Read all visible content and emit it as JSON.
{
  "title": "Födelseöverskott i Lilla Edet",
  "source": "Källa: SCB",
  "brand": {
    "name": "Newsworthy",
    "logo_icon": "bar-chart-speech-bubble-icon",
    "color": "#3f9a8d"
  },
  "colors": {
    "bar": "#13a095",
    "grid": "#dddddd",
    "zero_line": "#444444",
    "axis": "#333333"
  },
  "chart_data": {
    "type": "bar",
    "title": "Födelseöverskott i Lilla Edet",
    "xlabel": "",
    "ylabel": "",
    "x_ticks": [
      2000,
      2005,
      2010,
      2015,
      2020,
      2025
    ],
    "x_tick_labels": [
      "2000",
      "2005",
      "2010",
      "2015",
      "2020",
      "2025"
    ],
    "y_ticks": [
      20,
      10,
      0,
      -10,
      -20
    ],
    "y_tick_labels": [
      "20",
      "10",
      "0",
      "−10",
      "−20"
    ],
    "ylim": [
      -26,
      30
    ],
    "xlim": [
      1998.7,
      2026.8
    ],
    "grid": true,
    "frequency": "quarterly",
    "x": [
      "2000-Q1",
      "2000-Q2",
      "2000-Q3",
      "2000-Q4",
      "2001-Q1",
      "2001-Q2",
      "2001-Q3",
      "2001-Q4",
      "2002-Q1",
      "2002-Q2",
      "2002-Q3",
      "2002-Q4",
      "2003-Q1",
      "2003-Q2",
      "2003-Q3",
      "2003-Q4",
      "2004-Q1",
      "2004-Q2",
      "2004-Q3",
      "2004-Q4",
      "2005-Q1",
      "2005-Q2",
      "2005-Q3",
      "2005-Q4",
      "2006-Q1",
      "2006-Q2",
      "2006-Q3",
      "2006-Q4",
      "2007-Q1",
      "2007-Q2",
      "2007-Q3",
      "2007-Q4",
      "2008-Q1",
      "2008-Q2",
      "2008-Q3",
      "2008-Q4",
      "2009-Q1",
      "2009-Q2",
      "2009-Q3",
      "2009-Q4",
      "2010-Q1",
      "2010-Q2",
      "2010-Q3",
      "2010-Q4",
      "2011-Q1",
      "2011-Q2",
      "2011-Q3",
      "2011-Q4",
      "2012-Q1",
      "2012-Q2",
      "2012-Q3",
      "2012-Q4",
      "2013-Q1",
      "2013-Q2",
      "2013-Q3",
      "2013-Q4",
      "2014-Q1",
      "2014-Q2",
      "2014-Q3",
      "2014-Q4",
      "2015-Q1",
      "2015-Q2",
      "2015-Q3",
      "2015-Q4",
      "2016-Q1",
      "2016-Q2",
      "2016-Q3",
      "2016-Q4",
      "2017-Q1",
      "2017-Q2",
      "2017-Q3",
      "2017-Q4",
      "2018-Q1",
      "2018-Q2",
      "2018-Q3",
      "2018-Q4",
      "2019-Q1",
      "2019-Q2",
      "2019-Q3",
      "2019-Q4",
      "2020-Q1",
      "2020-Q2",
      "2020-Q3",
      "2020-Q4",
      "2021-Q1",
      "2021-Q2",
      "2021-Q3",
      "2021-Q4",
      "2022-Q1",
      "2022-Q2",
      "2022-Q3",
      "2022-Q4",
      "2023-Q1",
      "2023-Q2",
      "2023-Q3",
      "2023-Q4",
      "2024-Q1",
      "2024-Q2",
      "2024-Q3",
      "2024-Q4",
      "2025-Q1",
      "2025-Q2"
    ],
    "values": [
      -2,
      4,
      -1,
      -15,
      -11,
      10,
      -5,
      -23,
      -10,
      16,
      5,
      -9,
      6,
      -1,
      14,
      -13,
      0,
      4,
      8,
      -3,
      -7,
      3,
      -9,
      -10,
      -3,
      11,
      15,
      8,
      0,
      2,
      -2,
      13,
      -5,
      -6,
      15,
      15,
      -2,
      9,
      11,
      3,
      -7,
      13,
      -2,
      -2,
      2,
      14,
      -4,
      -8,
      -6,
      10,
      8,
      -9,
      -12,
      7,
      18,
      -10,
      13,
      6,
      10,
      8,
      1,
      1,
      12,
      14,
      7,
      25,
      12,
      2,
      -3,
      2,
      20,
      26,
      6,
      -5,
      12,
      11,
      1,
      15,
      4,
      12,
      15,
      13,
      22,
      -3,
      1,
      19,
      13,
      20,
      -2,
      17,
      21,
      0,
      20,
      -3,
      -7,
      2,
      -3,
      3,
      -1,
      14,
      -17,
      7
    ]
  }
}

- _Exercise brief_: Make an exact copy of the listing, including every line.

- _Solution to this problem_:
Read all visible content and emit it as JSON.
{
  "title": "Födelseöverskott i Lilla Edet",
  "source": "Källa: SCB",
  "brand": {
    "name": "Newsworthy",
    "logo_icon": "bar-chart-speech-bubble-icon",
    "color": "#3f9a8d"
  },
  "colors": {
    "bar": "#13a095",
    "grid": "#dddddd",
    "zero_line": "#444444",
    "axis": "#333333"
  },
  "chart_data": {
    "type": "bar",
    "title": "Födelseöverskott i Lilla Edet",
    "xlabel": "",
    "ylabel": "",
    "x_ticks": [
      2000,
      2005,
      2010,
      2015,
      2020,
      2025
    ],
    "x_tick_labels": [
      "2000",
      "2005",
      "2010",
      "2015",
      "2020",
      "2025"
    ],
    "y_ticks": [
      20,
      10,
      0,
      -10,
      -20
    ],
    "y_tick_labels": [
      "20",
      "10",
      "0",
      "−10",
      "−20"
    ],
    "ylim": [
      -26,
      30
    ],
    "xlim": [
      1998.7,
      2026.8
    ],
    "grid": true,
    "frequency": "quarterly",
    "x": [
      "2000-Q1",
      "2000-Q2",
      "2000-Q3",
      "2000-Q4",
      "2001-Q1",
      "2001-Q2",
      "2001-Q3",
      "2001-Q4",
      "2002-Q1",
      "2002-Q2",
      "2002-Q3",
      "2002-Q4",
      "2003-Q1",
      "2003-Q2",
      "2003-Q3",
      "2003-Q4",
      "2004-Q1",
      "2004-Q2",
      "2004-Q3",
      "2004-Q4",
      "2005-Q1",
      "2005-Q2",
      "2005-Q3",
      "2005-Q4",
      "2006-Q1",
      "2006-Q2",
      "2006-Q3",
      "2006-Q4",
      "2007-Q1",
      "2007-Q2",
      "2007-Q3",
      "2007-Q4",
      "2008-Q1",
      "2008-Q2",
      "2008-Q3",
      "2008-Q4",
      "2009-Q1",
      "2009-Q2",
      "2009-Q3",
      "2009-Q4",
      "2010-Q1",
      "2010-Q2",
      "2010-Q3",
      "2010-Q4",
      "2011-Q1",
      "2011-Q2",
      "2011-Q3",
      "2011-Q4",
      "2012-Q1",
      "2012-Q2",
      "2012-Q3",
      "2012-Q4",
      "2013-Q1",
      "2013-Q2",
      "2013-Q3",
      "2013-Q4",
      "2014-Q1",
      "2014-Q2",
      "2014-Q3",
      "2014-Q4",
      "2015-Q1",
      "2015-Q2",
      "2015-Q3",
      "2015-Q4",
      "2016-Q1",
      "2016-Q2",
      "2016-Q3",
      "2016-Q4",
      "2017-Q1",
      "2017-Q2",
      "2017-Q3",
      "2017-Q4",
      "2018-Q1",
      "2018-Q2",
      "2018-Q3",
      "2018-Q4",
      "2019-Q1",
      "2019-Q2",
      "2019-Q3",
      "2019-Q4",
      "2020-Q1",
      "2020-Q2",
      "2020-Q3",
      "2020-Q4",
      "2021-Q1",
      "2021-Q2",
      "2021-Q3",
      "2021-Q4",
      "2022-Q1",
      "2022-Q2",
      "2022-Q3",
      "2022-Q4",
      "2023-Q1",
      "2023-Q2",
      "2023-Q3",
      "2023-Q4",
      "2024-Q1",
      "2024-Q2",
      "2024-Q3",
      "2024-Q4",
      "2025-Q1",
      "2025-Q2"
    ],
    "values": [
      -2,
      4,
      -1,
      -15,
      -11,
      10,
      -5,
      -23,
      -10,
      16,
      5,
      -9,
      6,
      -1,
      14,
      -13,
      0,
      4,
      8,
      -3,
      -7,
      3,
      -9,
      -10,
      -3,
      11,
      15,
      8,
      0,
      2,
      -2,
      13,
      -5,
      -6,
      15,
      15,
      -2,
      9,
      11,
      3,
      -7,
      13,
      -2,
      -2,
      2,
      14,
      -4,
      -8,
      -6,
      10,
      8,
      -9,
      -12,
      7,
      18,
      -10,
      13,
      6,
      10,
      8,
      1,
      1,
      12,
      14,
      7,
      25,
      12,
      2,
      -3,
      2,
      20,
      26,
      6,
      -5,
      12,
      11,
      1,
      15,
      4,
      12,
      15,
      13,
      22,
      -3,
      1,
      19,
      13,
      20,
      -2,
      17,
      21,
      0,
      20,
      -3,
      -7,
      2,
      -3,
      3,
      -1,
      14,
      -17,
      7
    ]
  }
}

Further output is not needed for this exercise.